Dataset items:
....................

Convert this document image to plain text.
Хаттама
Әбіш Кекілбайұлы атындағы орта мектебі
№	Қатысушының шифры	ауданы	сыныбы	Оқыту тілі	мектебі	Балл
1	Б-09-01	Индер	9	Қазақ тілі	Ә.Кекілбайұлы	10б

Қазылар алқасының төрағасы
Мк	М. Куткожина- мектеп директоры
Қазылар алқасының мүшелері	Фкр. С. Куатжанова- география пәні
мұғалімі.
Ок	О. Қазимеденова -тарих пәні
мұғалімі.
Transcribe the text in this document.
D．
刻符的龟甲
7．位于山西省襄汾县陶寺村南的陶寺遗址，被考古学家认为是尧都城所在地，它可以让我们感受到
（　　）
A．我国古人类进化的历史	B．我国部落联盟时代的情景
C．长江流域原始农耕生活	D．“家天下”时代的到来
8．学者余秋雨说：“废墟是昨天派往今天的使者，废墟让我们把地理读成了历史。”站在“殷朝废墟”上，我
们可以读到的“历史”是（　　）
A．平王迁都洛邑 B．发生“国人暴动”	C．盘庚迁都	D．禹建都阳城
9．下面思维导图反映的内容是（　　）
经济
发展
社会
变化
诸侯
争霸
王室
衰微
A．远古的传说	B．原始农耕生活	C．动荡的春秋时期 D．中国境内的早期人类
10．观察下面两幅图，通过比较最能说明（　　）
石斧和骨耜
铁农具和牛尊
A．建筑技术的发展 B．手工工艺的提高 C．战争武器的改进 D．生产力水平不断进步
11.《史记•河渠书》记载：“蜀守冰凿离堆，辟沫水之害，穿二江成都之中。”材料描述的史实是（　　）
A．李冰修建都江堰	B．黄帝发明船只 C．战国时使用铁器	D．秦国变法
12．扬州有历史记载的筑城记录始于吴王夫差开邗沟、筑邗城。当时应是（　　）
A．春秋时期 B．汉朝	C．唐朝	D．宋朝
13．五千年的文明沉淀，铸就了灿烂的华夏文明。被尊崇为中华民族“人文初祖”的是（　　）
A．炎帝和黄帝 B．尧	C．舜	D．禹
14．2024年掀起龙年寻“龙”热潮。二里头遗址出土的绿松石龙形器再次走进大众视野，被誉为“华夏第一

....................

**Task directions:** Copy each line above that contains the word "алқасының".

**Final result:**
Қазылар алқасының төрағасы
Қазылар алқасының мүшелері	Фкр. С. Куатжанова- география пәні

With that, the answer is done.